Items from a dataset:
-=-=-=-=-

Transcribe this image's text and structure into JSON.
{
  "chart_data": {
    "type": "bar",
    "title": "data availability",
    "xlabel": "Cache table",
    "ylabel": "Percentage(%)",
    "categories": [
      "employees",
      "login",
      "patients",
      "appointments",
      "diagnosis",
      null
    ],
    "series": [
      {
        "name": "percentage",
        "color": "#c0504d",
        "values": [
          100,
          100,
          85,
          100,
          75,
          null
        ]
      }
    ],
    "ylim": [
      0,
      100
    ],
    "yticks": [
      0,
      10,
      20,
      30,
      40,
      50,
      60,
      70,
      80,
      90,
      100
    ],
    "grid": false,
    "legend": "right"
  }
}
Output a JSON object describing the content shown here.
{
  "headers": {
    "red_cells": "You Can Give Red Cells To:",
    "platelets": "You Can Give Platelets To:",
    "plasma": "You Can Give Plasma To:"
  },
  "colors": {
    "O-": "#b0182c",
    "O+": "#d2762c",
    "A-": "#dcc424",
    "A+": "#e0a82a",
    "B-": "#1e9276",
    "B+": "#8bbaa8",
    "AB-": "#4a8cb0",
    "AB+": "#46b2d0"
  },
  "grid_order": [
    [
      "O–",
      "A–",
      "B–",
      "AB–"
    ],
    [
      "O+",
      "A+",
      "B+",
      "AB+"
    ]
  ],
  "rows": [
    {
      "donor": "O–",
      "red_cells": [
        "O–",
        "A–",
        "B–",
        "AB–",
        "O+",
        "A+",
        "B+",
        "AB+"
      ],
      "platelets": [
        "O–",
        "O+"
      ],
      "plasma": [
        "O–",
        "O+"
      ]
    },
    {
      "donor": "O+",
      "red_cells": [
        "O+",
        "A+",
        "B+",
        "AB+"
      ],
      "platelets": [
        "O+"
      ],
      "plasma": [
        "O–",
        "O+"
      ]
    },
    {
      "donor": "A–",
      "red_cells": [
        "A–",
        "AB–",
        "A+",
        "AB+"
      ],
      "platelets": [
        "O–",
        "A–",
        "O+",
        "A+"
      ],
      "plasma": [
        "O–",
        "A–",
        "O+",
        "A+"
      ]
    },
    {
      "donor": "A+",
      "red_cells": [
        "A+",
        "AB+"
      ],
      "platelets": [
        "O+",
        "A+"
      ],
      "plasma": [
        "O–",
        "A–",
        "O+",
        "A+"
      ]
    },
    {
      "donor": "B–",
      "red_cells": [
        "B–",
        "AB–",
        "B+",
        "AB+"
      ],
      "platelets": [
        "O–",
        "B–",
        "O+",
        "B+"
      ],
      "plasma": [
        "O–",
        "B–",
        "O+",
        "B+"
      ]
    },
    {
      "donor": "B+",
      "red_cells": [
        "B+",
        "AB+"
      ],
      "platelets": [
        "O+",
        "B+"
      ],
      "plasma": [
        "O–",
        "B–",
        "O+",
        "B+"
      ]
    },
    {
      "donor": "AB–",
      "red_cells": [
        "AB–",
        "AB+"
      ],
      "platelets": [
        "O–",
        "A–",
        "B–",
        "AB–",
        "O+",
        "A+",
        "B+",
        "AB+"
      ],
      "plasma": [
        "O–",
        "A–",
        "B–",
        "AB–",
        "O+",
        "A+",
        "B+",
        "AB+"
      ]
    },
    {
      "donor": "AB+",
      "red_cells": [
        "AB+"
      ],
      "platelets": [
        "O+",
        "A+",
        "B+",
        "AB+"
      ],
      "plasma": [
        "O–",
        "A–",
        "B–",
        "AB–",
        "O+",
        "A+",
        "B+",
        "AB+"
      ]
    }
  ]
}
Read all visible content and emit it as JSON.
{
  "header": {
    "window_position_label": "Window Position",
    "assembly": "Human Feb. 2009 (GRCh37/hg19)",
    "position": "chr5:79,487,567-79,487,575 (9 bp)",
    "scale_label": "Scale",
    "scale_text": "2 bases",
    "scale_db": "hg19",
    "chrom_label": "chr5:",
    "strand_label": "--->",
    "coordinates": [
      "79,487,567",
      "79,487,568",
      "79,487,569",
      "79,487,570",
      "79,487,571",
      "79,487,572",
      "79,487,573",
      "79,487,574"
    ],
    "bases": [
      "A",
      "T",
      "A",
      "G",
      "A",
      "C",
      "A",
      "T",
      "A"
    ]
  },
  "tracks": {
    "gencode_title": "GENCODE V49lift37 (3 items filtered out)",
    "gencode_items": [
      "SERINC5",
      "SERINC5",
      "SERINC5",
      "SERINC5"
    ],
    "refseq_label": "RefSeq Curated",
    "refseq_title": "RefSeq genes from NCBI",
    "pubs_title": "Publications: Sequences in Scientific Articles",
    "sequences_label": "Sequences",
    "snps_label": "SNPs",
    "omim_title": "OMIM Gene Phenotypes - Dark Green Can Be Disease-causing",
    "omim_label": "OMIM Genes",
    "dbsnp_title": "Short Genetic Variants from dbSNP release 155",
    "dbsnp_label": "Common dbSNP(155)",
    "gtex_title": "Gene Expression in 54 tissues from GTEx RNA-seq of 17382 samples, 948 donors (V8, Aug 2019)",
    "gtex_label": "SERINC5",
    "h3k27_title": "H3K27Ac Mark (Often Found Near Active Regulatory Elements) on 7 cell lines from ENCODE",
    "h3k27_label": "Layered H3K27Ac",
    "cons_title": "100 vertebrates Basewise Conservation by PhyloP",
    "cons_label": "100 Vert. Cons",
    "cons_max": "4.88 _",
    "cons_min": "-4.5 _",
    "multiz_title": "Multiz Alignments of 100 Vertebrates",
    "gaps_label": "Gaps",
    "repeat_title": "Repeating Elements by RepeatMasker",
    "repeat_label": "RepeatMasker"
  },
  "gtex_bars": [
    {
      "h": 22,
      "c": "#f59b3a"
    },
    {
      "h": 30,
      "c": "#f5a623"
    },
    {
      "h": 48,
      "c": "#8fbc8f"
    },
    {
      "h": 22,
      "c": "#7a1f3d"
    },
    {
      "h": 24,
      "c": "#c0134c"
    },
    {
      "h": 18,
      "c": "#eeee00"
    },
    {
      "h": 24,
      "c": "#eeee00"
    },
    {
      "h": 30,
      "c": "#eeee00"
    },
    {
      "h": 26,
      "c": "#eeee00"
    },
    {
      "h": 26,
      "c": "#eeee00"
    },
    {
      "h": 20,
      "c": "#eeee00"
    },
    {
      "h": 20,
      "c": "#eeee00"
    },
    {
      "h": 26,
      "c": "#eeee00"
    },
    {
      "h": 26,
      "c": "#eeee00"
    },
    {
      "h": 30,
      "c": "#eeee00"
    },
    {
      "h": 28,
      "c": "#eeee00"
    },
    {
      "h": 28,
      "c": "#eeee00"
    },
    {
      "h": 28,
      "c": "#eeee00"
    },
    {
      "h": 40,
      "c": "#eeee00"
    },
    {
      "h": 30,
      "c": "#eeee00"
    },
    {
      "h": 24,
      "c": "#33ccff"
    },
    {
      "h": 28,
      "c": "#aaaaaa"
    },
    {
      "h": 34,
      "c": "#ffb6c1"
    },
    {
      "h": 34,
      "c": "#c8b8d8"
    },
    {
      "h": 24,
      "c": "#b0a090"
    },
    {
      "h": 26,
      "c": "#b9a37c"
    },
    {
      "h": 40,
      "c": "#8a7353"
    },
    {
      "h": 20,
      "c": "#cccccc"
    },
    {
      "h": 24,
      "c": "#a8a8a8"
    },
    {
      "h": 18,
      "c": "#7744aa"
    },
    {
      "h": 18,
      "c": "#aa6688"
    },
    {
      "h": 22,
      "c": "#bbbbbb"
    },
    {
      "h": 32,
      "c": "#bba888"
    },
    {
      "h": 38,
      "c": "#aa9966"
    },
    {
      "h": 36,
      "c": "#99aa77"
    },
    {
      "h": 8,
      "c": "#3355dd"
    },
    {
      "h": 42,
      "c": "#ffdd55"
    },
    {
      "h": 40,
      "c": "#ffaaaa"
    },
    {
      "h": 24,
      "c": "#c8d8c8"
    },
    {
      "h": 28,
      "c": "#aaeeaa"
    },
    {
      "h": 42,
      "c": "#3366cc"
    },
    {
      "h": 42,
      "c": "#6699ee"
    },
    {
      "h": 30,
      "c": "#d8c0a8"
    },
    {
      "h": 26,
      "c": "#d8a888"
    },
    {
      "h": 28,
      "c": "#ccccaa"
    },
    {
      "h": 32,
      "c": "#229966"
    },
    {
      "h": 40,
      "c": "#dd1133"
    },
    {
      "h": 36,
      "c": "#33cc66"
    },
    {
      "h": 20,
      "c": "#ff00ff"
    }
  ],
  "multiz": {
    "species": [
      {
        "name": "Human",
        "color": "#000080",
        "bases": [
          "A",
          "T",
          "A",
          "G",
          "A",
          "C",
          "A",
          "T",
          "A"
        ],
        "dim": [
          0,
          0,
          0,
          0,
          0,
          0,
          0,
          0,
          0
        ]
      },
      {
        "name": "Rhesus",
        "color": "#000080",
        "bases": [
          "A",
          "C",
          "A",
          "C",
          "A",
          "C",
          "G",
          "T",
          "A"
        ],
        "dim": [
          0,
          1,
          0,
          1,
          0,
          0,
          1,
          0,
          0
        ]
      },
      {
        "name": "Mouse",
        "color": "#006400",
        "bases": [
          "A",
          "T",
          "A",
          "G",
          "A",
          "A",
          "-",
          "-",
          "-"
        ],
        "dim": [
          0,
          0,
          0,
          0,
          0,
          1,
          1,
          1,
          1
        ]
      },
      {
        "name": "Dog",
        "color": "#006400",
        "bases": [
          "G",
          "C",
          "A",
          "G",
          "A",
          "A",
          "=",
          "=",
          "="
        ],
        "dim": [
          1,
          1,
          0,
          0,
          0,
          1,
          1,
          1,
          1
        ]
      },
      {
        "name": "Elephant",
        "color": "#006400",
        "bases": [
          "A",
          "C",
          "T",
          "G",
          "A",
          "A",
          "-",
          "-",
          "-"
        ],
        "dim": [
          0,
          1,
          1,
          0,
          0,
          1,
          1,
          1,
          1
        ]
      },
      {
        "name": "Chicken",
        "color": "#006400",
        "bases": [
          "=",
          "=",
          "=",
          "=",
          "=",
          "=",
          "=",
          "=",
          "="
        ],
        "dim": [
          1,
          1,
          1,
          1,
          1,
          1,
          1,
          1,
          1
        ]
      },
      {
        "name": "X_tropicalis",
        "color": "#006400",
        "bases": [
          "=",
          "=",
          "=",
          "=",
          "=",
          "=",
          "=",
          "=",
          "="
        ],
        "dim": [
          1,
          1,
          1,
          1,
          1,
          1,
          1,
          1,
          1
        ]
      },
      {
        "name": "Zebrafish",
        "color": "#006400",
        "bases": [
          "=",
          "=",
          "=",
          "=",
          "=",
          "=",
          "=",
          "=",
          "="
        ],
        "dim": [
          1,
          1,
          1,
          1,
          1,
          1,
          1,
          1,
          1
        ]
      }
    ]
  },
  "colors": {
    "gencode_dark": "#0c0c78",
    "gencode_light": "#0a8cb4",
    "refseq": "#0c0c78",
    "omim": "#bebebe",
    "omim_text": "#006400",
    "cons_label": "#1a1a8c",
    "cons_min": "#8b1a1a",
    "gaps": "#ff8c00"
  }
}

-=-=-=-=-

DIRECTIONS FOR THIS TASK. Every line above in which the word "RepeatMasker" occurs is to be copied.

THE COMPLETED TASK.
    "repeat_title": "Repeating Elements by RepeatMasker",
    "repeat_label": "RepeatMasker"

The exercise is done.